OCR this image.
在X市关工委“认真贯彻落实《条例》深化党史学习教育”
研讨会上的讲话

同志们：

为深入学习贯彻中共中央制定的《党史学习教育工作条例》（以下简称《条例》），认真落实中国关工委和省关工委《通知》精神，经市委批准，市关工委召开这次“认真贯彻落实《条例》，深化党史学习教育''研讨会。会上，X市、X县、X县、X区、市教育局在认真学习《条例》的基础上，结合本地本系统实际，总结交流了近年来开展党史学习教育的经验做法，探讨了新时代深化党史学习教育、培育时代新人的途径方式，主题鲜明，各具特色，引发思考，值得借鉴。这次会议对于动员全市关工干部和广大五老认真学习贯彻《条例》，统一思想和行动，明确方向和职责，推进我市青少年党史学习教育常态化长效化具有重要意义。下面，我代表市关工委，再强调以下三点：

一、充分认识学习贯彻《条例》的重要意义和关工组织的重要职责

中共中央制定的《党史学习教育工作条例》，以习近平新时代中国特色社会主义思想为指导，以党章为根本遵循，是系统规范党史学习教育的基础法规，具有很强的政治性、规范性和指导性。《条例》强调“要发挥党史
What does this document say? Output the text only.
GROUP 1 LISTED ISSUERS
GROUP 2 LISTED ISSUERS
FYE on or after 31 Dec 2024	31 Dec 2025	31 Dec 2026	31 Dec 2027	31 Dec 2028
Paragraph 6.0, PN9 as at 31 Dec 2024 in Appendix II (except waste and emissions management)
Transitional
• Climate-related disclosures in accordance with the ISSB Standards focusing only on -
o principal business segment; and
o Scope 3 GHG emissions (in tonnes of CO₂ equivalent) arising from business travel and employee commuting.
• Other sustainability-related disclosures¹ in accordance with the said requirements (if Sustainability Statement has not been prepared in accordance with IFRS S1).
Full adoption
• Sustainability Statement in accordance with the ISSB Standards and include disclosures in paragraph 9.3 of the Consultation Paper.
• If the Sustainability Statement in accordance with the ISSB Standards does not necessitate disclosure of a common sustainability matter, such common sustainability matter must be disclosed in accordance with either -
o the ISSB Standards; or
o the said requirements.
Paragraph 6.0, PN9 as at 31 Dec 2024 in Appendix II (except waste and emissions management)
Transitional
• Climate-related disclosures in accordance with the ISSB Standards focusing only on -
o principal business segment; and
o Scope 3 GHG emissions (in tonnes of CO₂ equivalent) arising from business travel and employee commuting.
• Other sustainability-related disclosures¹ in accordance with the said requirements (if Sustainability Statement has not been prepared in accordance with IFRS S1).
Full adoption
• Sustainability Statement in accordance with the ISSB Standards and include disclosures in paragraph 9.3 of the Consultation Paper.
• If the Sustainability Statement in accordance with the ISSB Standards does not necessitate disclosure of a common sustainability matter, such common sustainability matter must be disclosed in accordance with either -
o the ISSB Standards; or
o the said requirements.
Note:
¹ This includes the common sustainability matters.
_ _ _ _ _
■ **Given problem**: Transcribe every entry word for word.

■ **Correct answer**:
OCR this image.
在X市关工委“认真贯彻落实《条例》深化党史学习教育”
研讨会上的讲话

同志们：

为深入学习贯彻中共中央制定的《党史学习教育工作条例》（以下简称《条例》），认真落实中国关工委和省关工委《通知》精神，经市委批准，市关工委召开这次“认真贯彻落实《条例》，深化党史学习教育''研讨会。会上，X市、X县、X县、X区、市教育局在认真学习《条例》的基础上，结合本地本系统实际，总结交流了近年来开展党史学习教育的经验做法，探讨了新时代深化党史学习教育、培育时代新人的途径方式，主题鲜明，各具特色，引发思考，值得借鉴。这次会议对于动员全市关工干部和广大五老认真学习贯彻《条例》，统一思想和行动，明确方向和职责，推进我市青少年党史学习教育常态化长效化具有重要意义。下面，我代表市关工委，再强调以下三点：

一、充分认识学习贯彻《条例》的重要意义和关工组织的重要职责

中共中央制定的《党史学习教育工作条例》，以习近平新时代中国特色社会主义思想为指导，以党章为根本遵循，是系统规范党史学习教育的基础法规，具有很强的政治性、规范性和指导性。《条例》强调“要发挥党史
What does this document say? Output the text only.
GROUP 1 LISTED ISSUERS
GROUP 2 LISTED ISSUERS
FYE on or after 31 Dec 2024	31 Dec 2025	31 Dec 2026	31 Dec 2027	31 Dec 2028
Paragraph 6.0, PN9 as at 31 Dec 2024 in Appendix II (except waste and emissions management)
Transitional
• Climate-related disclosures in accordance with the ISSB Standards focusing only on -
o principal business segment; and
o Scope 3 GHG emissions (in tonnes of CO₂ equivalent) arising from business travel and employee commuting.
• Other sustainability-related disclosures¹ in accordance with the said requirements (if Sustainability Statement has not been prepared in accordance with IFRS S1).
Full adoption
• Sustainability Statement in accordance with the ISSB Standards and include disclosures in paragraph 9.3 of the Consultation Paper.
• If the Sustainability Statement in accordance with the ISSB Standards does not necessitate disclosure of a common sustainability matter, such common sustainability matter must be disclosed in accordance with either -
o the ISSB Standards; or
o the said requirements.
Paragraph 6.0, PN9 as at 31 Dec 2024 in Appendix II (except waste and emissions management)
Transitional
• Climate-related disclosures in accordance with the ISSB Standards focusing only on -
o principal business segment; and
o Scope 3 GHG emissions (in tonnes of CO₂ equivalent) arising from business travel and employee commuting.
• Other sustainability-related disclosures¹ in accordance with the said requirements (if Sustainability Statement has not been prepared in accordance with IFRS S1).
Full adoption
• Sustainability Statement in accordance with the ISSB Standards and include disclosures in paragraph 9.3 of the Consultation Paper.
• If the Sustainability Statement in accordance with the ISSB Standards does not necessitate disclosure of a common sustainability matter, such common sustainability matter must be disclosed in accordance with either -
o the ISSB Standards; or
o the said requirements.
Note:
¹ This includes the common sustainability matters.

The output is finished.